** PROBLEM STATEMENT **
What number of lines hold the word "could"? State that number and nothing besides.

** SUPPLIED DATA **
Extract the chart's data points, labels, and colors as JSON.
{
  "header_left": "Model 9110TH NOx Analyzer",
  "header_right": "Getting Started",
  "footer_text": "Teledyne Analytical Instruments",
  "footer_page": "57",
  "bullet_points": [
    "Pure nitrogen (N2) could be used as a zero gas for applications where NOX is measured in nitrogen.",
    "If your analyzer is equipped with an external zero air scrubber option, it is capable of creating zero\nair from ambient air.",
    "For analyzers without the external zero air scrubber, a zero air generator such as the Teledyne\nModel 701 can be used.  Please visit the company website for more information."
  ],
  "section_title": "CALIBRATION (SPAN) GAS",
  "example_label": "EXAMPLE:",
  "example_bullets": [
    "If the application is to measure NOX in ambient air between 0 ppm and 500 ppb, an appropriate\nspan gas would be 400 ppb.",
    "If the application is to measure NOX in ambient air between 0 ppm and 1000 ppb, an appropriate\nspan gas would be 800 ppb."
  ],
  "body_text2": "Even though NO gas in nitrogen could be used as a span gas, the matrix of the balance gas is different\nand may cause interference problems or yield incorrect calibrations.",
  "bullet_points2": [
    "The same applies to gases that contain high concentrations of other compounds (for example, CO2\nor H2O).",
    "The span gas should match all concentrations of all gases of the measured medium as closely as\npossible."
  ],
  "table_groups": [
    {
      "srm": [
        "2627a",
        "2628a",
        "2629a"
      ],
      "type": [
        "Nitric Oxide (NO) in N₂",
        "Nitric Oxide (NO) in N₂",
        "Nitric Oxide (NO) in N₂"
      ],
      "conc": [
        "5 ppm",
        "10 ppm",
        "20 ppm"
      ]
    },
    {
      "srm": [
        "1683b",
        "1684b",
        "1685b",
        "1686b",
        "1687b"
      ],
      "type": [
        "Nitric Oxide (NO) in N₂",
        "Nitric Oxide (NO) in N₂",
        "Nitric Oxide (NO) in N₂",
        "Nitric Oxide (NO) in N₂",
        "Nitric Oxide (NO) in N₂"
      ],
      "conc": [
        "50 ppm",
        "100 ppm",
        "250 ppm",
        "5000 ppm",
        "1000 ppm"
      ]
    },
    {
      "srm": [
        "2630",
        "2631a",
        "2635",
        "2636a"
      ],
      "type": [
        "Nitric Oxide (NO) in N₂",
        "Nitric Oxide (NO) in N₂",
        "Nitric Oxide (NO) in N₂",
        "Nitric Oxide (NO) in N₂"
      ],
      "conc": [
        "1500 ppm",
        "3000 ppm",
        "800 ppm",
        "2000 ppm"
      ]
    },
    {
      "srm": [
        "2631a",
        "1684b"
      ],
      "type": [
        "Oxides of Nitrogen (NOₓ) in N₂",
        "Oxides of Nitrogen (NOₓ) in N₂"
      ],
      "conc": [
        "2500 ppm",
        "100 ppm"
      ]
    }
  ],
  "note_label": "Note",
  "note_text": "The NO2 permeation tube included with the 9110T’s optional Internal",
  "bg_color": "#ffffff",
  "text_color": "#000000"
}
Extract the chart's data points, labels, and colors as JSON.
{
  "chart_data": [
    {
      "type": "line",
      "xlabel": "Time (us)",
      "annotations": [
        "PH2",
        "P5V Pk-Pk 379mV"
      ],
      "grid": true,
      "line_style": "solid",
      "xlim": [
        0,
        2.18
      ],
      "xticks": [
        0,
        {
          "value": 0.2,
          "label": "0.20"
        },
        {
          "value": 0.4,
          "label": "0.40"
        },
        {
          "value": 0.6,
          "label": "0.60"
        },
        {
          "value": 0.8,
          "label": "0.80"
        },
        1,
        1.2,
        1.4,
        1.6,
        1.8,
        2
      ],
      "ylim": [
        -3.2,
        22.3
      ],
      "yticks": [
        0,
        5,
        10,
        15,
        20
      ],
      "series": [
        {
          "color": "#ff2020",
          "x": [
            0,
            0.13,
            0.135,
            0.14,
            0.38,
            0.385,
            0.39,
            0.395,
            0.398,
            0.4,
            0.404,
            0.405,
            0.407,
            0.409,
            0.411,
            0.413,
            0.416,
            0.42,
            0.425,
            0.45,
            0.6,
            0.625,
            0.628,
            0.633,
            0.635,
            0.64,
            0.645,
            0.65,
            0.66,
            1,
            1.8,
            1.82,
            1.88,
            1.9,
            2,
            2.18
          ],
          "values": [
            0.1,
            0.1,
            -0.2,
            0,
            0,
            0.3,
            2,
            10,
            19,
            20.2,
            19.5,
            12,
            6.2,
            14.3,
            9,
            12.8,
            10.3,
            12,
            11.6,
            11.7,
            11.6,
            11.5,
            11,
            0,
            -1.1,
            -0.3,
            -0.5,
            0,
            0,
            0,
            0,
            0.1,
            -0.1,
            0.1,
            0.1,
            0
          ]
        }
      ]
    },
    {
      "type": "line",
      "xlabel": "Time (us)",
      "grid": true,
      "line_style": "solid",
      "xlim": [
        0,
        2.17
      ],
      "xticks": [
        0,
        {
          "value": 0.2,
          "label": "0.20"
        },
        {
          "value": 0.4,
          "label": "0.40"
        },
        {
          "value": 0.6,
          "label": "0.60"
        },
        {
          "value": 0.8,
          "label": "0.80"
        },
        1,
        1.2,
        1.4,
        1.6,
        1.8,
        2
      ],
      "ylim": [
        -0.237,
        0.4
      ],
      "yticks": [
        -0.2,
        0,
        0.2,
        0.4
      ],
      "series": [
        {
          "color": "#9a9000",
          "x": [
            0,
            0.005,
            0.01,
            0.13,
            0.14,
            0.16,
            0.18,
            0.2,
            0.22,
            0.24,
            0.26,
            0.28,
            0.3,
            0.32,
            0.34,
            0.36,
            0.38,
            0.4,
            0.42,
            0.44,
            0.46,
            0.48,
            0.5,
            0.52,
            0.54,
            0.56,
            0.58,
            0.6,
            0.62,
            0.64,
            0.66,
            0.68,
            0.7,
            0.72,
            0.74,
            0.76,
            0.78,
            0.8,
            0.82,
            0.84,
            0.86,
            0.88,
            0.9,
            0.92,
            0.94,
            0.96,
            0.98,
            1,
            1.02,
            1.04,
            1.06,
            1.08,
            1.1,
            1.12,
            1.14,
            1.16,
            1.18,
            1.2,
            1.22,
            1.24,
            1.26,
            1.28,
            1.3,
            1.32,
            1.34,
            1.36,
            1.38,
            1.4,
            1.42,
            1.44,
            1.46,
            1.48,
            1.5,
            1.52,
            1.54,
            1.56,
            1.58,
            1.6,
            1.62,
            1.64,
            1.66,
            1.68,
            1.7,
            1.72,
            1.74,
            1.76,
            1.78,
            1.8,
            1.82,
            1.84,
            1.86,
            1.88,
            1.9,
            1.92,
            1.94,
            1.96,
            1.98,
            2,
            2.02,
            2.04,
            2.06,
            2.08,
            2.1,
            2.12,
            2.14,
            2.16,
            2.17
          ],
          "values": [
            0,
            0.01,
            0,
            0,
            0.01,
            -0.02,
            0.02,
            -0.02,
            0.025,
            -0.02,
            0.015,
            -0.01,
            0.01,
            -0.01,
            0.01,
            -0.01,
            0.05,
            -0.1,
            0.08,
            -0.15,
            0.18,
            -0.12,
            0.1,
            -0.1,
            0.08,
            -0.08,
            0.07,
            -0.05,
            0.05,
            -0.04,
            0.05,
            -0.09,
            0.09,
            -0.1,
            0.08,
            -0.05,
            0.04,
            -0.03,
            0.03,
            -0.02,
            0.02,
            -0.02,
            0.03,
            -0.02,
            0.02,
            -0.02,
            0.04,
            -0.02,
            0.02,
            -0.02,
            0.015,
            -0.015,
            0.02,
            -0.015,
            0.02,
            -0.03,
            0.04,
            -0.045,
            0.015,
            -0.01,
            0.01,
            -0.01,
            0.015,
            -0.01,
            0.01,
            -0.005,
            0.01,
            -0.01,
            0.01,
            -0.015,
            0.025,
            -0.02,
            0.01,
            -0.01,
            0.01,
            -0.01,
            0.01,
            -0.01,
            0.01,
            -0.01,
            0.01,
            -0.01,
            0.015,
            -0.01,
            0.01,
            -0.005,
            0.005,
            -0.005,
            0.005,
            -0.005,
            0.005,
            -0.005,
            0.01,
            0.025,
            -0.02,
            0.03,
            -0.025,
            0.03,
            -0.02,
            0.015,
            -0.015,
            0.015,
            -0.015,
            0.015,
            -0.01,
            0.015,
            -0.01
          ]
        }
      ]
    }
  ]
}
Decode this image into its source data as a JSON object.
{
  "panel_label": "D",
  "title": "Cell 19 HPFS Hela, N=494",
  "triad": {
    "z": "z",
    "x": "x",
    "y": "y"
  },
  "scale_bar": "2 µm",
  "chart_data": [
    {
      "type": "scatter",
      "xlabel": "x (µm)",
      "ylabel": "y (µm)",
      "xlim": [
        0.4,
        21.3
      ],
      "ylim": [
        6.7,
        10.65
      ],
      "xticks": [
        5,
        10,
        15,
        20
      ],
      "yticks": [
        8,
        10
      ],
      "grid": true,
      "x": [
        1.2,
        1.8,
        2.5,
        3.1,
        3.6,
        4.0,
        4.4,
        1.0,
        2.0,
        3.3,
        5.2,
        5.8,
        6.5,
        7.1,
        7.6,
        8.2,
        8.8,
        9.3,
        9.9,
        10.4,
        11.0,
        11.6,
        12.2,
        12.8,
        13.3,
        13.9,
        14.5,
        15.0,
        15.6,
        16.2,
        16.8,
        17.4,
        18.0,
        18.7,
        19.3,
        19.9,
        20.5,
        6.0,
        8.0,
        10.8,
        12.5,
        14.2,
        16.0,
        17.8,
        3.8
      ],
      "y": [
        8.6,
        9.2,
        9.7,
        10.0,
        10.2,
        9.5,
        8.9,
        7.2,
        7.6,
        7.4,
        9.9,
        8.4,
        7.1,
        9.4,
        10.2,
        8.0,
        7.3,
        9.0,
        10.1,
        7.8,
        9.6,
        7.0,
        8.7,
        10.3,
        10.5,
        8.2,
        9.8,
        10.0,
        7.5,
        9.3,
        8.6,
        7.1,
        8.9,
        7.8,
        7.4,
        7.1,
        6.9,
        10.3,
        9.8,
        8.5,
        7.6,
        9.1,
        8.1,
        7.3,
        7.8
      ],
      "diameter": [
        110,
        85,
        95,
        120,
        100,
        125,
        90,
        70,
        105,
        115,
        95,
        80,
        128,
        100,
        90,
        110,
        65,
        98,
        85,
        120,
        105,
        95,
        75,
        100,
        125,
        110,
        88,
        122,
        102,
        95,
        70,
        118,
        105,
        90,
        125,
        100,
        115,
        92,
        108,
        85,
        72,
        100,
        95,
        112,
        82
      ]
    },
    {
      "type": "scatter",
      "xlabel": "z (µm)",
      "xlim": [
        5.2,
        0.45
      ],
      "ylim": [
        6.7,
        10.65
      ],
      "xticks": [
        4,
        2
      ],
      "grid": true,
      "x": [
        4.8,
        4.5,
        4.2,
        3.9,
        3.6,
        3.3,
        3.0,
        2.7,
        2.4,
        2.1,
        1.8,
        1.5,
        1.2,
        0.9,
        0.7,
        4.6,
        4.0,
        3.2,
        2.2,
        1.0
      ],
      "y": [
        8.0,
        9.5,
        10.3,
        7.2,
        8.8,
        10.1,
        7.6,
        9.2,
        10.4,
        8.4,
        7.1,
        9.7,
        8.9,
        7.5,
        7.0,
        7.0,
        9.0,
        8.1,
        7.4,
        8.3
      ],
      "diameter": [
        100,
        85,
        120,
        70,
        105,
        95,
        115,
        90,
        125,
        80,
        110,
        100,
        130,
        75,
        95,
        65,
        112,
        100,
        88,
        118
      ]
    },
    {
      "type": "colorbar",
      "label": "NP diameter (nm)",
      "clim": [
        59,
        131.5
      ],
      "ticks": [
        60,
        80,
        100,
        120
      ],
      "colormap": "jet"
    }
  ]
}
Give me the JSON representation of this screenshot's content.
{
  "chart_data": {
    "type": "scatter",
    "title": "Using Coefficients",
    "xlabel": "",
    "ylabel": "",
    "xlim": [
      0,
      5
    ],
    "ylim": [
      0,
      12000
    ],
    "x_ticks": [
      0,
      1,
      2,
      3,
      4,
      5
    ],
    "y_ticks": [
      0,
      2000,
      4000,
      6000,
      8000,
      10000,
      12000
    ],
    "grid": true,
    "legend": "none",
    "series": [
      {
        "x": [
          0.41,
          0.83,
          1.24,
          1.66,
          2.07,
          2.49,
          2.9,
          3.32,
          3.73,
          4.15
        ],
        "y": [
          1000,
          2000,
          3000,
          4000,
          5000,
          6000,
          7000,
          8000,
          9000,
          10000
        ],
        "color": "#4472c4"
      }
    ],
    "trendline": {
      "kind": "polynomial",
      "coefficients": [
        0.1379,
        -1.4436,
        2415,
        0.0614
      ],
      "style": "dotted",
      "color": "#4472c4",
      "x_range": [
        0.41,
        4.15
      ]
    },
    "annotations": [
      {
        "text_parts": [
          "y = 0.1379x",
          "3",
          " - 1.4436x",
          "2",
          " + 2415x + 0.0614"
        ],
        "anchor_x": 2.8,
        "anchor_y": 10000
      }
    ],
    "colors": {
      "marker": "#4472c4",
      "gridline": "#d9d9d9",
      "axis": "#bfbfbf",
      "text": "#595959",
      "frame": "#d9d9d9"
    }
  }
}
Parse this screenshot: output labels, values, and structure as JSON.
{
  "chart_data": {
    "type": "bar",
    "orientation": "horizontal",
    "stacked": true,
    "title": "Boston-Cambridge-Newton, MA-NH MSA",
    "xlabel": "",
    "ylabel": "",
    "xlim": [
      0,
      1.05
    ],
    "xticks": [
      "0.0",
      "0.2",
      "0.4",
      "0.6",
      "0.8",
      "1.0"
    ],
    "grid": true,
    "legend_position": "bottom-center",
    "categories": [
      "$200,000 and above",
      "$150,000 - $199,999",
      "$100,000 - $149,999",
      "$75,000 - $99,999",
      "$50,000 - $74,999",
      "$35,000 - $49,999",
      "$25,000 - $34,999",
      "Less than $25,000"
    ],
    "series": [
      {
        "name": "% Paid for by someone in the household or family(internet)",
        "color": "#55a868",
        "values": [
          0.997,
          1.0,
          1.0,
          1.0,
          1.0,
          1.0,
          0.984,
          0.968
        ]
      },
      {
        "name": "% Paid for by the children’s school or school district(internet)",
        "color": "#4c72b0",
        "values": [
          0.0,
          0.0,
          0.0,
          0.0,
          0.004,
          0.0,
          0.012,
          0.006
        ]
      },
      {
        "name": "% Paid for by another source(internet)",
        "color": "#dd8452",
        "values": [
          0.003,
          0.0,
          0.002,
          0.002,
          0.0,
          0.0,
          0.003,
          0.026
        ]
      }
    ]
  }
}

** ANSWER TO THIS EXERCISE **
2